■ PROBLEM REQUIREMENTS
From the entries below, copy every line that holds the word "鞋底尺码".

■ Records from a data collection
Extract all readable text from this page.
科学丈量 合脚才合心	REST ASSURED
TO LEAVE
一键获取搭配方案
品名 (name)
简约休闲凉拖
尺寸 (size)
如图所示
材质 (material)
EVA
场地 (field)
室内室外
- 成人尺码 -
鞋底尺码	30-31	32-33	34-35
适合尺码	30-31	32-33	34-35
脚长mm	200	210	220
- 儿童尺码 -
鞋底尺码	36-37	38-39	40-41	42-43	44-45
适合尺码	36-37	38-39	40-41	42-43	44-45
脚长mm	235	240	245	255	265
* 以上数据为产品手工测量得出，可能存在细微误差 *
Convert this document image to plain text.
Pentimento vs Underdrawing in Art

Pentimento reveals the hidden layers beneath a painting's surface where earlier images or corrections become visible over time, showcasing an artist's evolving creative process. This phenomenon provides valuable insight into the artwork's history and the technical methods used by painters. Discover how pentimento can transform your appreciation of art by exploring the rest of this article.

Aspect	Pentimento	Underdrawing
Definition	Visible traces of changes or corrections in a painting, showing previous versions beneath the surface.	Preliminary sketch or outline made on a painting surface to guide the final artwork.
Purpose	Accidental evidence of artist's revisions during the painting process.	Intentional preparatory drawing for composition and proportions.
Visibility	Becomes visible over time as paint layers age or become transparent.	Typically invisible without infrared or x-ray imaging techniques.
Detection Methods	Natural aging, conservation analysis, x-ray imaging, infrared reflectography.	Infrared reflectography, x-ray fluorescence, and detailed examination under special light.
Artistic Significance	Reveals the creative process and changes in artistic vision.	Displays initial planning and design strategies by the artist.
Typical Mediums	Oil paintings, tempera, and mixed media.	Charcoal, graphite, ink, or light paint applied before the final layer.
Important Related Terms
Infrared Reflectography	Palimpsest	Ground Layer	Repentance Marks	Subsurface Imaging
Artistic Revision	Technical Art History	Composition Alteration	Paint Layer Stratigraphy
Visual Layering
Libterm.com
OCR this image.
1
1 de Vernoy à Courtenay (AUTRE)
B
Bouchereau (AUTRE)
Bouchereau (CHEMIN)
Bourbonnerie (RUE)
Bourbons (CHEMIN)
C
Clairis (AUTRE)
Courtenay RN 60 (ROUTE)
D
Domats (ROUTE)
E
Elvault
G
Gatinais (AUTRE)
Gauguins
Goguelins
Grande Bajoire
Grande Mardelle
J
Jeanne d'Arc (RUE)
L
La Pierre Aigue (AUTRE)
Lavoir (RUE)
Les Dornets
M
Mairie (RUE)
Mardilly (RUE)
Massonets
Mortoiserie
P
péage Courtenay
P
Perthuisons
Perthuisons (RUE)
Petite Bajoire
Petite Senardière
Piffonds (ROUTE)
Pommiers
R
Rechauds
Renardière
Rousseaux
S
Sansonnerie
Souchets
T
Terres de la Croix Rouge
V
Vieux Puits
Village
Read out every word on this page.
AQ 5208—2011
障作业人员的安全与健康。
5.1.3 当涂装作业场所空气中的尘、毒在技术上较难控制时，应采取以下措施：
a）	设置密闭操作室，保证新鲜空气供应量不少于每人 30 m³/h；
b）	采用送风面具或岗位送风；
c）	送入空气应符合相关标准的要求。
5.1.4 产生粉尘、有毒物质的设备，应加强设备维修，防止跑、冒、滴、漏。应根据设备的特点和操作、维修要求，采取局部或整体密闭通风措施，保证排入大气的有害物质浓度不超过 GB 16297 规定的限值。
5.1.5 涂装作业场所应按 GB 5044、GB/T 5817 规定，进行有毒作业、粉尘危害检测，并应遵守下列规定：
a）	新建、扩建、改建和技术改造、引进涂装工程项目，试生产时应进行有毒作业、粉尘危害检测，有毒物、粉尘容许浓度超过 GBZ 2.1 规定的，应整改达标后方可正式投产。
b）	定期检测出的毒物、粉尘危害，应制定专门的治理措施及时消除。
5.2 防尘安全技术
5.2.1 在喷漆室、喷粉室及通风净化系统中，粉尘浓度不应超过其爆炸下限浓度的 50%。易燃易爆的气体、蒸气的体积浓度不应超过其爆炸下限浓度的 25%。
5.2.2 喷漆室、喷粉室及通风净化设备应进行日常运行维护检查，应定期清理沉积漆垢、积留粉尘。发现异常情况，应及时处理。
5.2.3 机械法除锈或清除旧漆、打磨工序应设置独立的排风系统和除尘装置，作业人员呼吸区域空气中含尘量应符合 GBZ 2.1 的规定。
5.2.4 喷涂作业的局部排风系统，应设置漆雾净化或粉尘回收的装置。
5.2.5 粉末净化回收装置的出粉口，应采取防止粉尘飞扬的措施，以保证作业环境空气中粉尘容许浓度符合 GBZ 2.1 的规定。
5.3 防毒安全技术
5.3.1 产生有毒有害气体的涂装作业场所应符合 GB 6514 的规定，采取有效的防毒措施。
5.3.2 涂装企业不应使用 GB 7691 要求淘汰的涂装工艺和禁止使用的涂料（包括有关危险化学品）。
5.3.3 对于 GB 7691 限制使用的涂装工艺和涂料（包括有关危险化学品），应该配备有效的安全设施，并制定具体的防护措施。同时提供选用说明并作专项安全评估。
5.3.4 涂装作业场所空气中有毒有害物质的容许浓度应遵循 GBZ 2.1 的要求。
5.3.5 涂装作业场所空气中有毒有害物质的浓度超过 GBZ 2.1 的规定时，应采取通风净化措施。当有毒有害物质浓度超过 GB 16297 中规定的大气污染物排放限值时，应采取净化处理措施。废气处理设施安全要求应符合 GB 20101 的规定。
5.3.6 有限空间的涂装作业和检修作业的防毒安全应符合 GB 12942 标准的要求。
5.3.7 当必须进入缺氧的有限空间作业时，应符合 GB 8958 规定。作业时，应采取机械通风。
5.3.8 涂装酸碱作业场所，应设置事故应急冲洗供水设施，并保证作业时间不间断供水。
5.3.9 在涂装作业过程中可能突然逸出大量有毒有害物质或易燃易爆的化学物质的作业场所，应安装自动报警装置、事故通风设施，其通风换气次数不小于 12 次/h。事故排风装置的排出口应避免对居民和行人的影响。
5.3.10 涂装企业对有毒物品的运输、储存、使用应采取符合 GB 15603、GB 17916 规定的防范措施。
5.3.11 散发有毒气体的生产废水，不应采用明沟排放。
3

■ EXERCISE ANSWER
鞋底尺码	30-31	32-33	34-35
鞋底尺码	36-37	38-39	40-41	42-43	44-45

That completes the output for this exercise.